Omega-3 fortified products making their mark – but is it as popular as analysts think?

Posted by Daniel Palmer on 9th October 2008

Over two-thirds of consumers report they are now aware of Omega-3 fatty acids, and over a third routinely consume products with Omega-3. The net result is an average annual increase in the Omega-3 product market of over 30 per cent since 2000, but skeptics remain about the true success of Omega-3 fortified products.

Market analysts Frost & Sullivan recently completed a whitepaper entitled ‘Flax-based Omega-3 Alpha Linolenic Acid: The Shape of Things to Come’ that highlights the key benefits valued by consumers of flax-based Omega-3 ALA – one of the three most prominent types of the healthy fatty acid.

“Increased media attention regarding obesity, cardiovascular disease, diabetes, and rising healthcare costs has had a permanent influence on consumer awareness of their own habits,” notes Frost & Sullivan Research Analyst Christopher Shanahan. “Consumers increasingly look to functional foods … as a way to offset the odds of paying for higher medical care and pharmaceuticals in the future.”

There are still many unmet needs with respect to providing an optimal balance of essential fatty acids. This includes the availability of products that offer convenience and flexibility, such as a single product outside of a dietary supplement. Consumers also want products that taste good, can be easily integrated into foods that are already a regular part of their diet, and are cost-effective. Frost & Sullivan believe flax oil with Omega-3 ALA satisfies all of these needs.

“A lot of people do not understand the benefits of flax-based Omega 3 ALA compared to the other Omega-3 sources,” Mr Shanahan suggested. “However, because of the increase in consumer knowledge of Omega-3 and its health benefits, there is no reason why Omega-3 ALA cannot be as valuable as Omega-3 EPA and DHA in the food and food ingredient industries.”

Omega-3 fatty acids, commonly found naturally in seafood, have become a prominent nutrient in a wide range of products from bread to oil and even ice cream. There has, however, been reports this year that the Omega-3 market is not as strong as had been anticipated. Many products that have added the nutrient have often struggled to gain a strong market share, with one of the notable exceptions being Tip-Top Omega-3 bread here in Australia. The rapid growth in the market may, in fact, be due to the increased number of products rather than the popularity of Omega-3 products.

§ Exercises to complete:
1 - In the Omega-3 article, list the subjects of the increased media attention that Christopher Shanahan says has influenced consumer awareness of their own habits.
2 - According to Christopher Shanahan in the Omega-3 article, why is there no reason Omega-3 ALA cannot be as valuable as Omega-3 EPA and DHA in the food and food ingredient industries?
3 - Quote the stretch of the Omega-3 article from "There are still" through "of these needs.".

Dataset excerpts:
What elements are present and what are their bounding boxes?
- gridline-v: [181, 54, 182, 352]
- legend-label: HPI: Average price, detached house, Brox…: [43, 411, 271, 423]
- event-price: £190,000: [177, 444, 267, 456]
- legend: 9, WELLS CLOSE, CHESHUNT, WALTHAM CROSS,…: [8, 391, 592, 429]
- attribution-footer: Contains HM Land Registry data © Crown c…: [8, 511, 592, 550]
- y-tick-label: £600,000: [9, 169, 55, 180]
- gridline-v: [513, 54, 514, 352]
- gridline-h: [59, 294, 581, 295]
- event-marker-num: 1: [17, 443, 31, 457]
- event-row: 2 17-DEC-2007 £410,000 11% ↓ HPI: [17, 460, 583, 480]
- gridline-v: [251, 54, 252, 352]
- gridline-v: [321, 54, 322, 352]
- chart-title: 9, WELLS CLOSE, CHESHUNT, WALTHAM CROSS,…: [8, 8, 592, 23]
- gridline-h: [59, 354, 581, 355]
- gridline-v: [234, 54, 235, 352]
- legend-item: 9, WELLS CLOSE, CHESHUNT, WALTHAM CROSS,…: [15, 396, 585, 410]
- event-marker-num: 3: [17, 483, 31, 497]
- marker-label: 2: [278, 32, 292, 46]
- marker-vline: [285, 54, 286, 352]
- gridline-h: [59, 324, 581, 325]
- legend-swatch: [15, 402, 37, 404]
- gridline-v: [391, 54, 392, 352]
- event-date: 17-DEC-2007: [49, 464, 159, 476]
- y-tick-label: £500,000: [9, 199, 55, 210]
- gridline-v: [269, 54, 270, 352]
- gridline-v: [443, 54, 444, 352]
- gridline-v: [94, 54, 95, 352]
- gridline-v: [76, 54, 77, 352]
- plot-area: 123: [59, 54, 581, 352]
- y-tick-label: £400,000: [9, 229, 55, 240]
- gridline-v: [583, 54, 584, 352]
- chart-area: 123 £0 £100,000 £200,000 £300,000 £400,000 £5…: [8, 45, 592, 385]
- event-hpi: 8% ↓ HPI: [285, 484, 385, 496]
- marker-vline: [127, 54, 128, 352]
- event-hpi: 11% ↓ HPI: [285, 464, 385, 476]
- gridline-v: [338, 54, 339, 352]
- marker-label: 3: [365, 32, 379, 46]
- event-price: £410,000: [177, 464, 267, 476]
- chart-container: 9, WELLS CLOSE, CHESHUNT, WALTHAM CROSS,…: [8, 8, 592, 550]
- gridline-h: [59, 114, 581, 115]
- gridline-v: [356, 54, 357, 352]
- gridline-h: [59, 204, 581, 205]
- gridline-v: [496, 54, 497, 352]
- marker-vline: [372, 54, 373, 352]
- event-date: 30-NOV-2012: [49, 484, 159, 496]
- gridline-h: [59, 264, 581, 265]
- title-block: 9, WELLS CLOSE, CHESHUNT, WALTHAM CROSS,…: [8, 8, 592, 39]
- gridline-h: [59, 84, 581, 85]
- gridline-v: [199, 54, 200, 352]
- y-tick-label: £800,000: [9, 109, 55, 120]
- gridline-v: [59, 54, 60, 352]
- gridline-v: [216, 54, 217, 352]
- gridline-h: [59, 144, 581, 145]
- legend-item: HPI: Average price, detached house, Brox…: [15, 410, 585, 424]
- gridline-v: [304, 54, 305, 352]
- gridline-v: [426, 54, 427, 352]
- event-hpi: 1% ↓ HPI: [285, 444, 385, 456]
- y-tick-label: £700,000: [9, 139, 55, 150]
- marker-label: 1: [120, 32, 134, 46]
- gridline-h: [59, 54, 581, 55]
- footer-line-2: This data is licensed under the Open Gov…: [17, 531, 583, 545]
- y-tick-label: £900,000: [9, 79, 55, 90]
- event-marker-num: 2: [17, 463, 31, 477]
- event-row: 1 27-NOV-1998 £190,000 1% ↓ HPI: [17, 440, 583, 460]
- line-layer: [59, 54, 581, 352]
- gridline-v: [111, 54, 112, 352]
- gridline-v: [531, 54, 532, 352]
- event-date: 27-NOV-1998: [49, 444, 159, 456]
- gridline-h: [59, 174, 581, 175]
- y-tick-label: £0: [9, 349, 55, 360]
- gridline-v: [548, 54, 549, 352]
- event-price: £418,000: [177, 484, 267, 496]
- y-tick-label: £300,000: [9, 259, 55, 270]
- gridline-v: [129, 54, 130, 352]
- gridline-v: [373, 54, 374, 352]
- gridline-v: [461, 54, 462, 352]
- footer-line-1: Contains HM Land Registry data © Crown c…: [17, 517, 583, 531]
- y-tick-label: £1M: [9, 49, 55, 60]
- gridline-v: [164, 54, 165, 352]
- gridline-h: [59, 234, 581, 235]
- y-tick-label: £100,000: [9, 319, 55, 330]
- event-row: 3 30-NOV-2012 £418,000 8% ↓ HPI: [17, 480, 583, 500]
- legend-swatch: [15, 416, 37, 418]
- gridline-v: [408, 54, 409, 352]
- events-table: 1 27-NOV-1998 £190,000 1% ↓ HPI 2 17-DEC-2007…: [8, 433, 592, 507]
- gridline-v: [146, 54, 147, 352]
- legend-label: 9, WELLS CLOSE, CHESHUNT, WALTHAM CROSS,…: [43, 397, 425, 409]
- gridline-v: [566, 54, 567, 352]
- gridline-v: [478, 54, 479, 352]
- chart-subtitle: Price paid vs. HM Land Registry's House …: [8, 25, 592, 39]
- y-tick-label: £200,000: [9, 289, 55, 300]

§ Per-task outputs:
1 - Obesity, cardiovascular disease, diabetes, and rising healthcare costs.

2 - He says this is because consumer knowledge of Omega-3 and its health benefits has increased.

3 -
There are still many unmet needs with respect to providing an optimal balance of essential fatty acids. This includes the availability of products that offer convenience and flexibility, such as a single product outside of a dietary supplement. Consumers also want products that taste good, can be easily integrated into foods that are already a regular part of their diet, and are cost-effective. Frost & Sullivan believe flax oil with Omega-3 ALA satisfies all of these needs.